## TASK BRIEF:
The records below must be retyped exactly.

begin

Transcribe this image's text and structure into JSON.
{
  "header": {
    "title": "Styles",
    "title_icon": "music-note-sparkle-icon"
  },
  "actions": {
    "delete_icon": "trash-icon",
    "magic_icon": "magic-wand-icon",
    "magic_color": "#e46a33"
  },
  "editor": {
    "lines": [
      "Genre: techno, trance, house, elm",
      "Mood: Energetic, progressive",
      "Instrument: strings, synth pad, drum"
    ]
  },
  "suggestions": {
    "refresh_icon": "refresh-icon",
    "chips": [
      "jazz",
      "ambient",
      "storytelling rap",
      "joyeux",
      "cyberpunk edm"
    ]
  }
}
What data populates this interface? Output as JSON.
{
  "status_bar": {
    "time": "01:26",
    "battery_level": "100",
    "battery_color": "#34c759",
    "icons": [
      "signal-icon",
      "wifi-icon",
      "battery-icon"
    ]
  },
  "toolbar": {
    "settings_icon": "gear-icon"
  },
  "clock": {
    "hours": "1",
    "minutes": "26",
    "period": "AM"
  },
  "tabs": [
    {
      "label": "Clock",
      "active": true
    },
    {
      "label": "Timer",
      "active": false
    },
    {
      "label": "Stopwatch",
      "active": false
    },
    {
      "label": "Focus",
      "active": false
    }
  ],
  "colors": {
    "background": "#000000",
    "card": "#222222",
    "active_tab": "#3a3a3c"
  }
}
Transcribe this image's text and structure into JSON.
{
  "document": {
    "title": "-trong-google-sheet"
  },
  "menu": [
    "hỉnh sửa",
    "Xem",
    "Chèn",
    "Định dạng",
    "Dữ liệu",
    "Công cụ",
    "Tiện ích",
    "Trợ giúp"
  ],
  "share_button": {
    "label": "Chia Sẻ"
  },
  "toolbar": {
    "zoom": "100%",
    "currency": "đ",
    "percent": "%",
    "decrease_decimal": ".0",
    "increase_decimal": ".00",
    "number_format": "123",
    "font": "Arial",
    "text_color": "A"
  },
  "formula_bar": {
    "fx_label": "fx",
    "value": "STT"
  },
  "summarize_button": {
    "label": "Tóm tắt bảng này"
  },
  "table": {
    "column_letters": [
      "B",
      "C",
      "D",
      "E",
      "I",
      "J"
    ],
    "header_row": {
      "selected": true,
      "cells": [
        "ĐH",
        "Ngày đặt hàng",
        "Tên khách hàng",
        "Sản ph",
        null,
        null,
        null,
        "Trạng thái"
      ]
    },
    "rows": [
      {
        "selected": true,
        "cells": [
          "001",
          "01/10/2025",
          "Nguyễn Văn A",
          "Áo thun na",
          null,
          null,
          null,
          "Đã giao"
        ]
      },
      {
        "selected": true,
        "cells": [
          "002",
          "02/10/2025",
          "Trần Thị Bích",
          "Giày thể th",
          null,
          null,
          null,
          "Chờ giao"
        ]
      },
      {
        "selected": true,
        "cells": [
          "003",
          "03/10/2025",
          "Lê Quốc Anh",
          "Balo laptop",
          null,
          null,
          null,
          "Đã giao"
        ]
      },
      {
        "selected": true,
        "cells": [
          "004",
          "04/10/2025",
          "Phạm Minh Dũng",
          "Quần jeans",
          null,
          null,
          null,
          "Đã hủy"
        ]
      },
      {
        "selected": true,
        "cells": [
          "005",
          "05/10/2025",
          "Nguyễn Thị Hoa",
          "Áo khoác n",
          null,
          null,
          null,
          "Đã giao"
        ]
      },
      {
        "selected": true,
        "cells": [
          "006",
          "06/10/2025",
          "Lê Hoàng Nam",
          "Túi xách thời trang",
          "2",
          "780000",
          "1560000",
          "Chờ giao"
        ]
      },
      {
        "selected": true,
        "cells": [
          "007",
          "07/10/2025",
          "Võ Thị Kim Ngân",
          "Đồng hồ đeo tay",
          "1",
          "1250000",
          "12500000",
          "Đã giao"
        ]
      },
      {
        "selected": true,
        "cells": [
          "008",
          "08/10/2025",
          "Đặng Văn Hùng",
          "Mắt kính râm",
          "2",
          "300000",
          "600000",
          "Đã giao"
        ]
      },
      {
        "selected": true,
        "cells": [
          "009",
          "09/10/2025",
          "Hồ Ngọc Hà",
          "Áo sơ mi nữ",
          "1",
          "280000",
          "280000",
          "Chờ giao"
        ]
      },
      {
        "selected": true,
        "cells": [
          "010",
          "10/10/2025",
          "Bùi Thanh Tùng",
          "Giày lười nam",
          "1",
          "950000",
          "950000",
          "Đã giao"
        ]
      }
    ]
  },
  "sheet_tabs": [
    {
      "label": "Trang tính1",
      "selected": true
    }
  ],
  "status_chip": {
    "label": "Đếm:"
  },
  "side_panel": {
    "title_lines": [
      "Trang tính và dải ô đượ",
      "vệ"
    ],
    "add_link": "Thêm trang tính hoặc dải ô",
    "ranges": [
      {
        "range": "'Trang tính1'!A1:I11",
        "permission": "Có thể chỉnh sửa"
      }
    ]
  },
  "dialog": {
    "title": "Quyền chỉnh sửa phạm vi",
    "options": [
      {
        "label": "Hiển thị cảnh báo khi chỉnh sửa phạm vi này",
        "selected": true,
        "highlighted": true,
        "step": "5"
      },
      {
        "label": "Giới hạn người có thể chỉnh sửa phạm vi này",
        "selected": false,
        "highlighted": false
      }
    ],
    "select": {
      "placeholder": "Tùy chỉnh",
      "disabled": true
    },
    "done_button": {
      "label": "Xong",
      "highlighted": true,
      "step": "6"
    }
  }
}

end

## FULL RESPONSE:
Transcribe this image's text and structure into JSON.
{
  "header": {
    "title": "Styles",
    "title_icon": "music-note-sparkle-icon"
  },
  "actions": {
    "delete_icon": "trash-icon",
    "magic_icon": "magic-wand-icon",
    "magic_color": "#e46a33"
  },
  "editor": {
    "lines": [
      "Genre: techno, trance, house, elm",
      "Mood: Energetic, progressive",
      "Instrument: strings, synth pad, drum"
    ]
  },
  "suggestions": {
    "refresh_icon": "refresh-icon",
    "chips": [
      "jazz",
      "ambient",
      "storytelling rap",
      "joyeux",
      "cyberpunk edm"
    ]
  }
}
What data populates this interface? Output as JSON.
{
  "status_bar": {
    "time": "01:26",
    "battery_level": "100",
    "battery_color": "#34c759",
    "icons": [
      "signal-icon",
      "wifi-icon",
      "battery-icon"
    ]
  },
  "toolbar": {
    "settings_icon": "gear-icon"
  },
  "clock": {
    "hours": "1",
    "minutes": "26",
    "period": "AM"
  },
  "tabs": [
    {
      "label": "Clock",
      "active": true
    },
    {
      "label": "Timer",
      "active": false
    },
    {
      "label": "Stopwatch",
      "active": false
    },
    {
      "label": "Focus",
      "active": false
    }
  ],
  "colors": {
    "background": "#000000",
    "card": "#222222",
    "active_tab": "#3a3a3c"
  }
}
Transcribe this image's text and structure into JSON.
{
  "document": {
    "title": "-trong-google-sheet"
  },
  "menu": [
    "hỉnh sửa",
    "Xem",
    "Chèn",
    "Định dạng",
    "Dữ liệu",
    "Công cụ",
    "Tiện ích",
    "Trợ giúp"
  ],
  "share_button": {
    "label": "Chia Sẻ"
  },
  "toolbar": {
    "zoom": "100%",
    "currency": "đ",
    "percent": "%",
    "decrease_decimal": ".0",
    "increase_decimal": ".00",
    "number_format": "123",
    "font": "Arial",
    "text_color": "A"
  },
  "formula_bar": {
    "fx_label": "fx",
    "value": "STT"
  },
  "summarize_button": {
    "label": "Tóm tắt bảng này"
  },
  "table": {
    "column_letters": [
      "B",
      "C",
      "D",
      "E",
      "I",
      "J"
    ],
    "header_row": {
      "selected": true,
      "cells": [
        "ĐH",
        "Ngày đặt hàng",
        "Tên khách hàng",
        "Sản ph",
        null,
        null,
        null,
        "Trạng thái"
      ]
    },
    "rows": [
      {
        "selected": true,
        "cells": [
          "001",
          "01/10/2025",
          "Nguyễn Văn A",
          "Áo thun na",
          null,
          null,
          null,
          "Đã giao"
        ]
      },
      {
        "selected": true,
        "cells": [
          "002",
          "02/10/2025",
          "Trần Thị Bích",
          "Giày thể th",
          null,
          null,
          null,
          "Chờ giao"
        ]
      },
      {
        "selected": true,
        "cells": [
          "003",
          "03/10/2025",
          "Lê Quốc Anh",
          "Balo laptop",
          null,
          null,
          null,
          "Đã giao"
        ]
      },
      {
        "selected": true,
        "cells": [
          "004",
          "04/10/2025",
          "Phạm Minh Dũng",
          "Quần jeans",
          null,
          null,
          null,
          "Đã hủy"
        ]
      },
      {
        "selected": true,
        "cells": [
          "005",
          "05/10/2025",
          "Nguyễn Thị Hoa",
          "Áo khoác n",
          null,
          null,
          null,
          "Đã giao"
        ]
      },
      {
        "selected": true,
        "cells": [
          "006",
          "06/10/2025",
          "Lê Hoàng Nam",
          "Túi xách thời trang",
          "2",
          "780000",
          "1560000",
          "Chờ giao"
        ]
      },
      {
        "selected": true,
        "cells": [
          "007",
          "07/10/2025",
          "Võ Thị Kim Ngân",
          "Đồng hồ đeo tay",
          "1",
          "1250000",
          "12500000",
          "Đã giao"
        ]
      },
      {
        "selected": true,
        "cells": [
          "008",
          "08/10/2025",
          "Đặng Văn Hùng",
          "Mắt kính râm",
          "2",
          "300000",
          "600000",
          "Đã giao"
        ]
      },
      {
        "selected": true,
        "cells": [
          "009",
          "09/10/2025",
          "Hồ Ngọc Hà",
          "Áo sơ mi nữ",
          "1",
          "280000",
          "280000",
          "Chờ giao"
        ]
      },
      {
        "selected": true,
        "cells": [
          "010",
          "10/10/2025",
          "Bùi Thanh Tùng",
          "Giày lười nam",
          "1",
          "950000",
          "950000",
          "Đã giao"
        ]
      }
    ]
  },
  "sheet_tabs": [
    {
      "label": "Trang tính1",
      "selected": true
    }
  ],
  "status_chip": {
    "label": "Đếm:"
  },
  "side_panel": {
    "title_lines": [
      "Trang tính và dải ô đượ",
      "vệ"
    ],
    "add_link": "Thêm trang tính hoặc dải ô",
    "ranges": [
      {
        "range": "'Trang tính1'!A1:I11",
        "permission": "Có thể chỉnh sửa"
      }
    ]
  },
  "dialog": {
    "title": "Quyền chỉnh sửa phạm vi",
    "options": [
      {
        "label": "Hiển thị cảnh báo khi chỉnh sửa phạm vi này",
        "selected": true,
        "highlighted": true,
        "step": "5"
      },
      {
        "label": "Giới hạn người có thể chỉnh sửa phạm vi này",
        "selected": false,
        "highlighted": false
      }
    ],
    "select": {
      "placeholder": "Tùy chỉnh",
      "disabled": true
    },
    "done_button": {
      "label": "Xong",
      "highlighted": true,
      "step": "6"
    }
  }
}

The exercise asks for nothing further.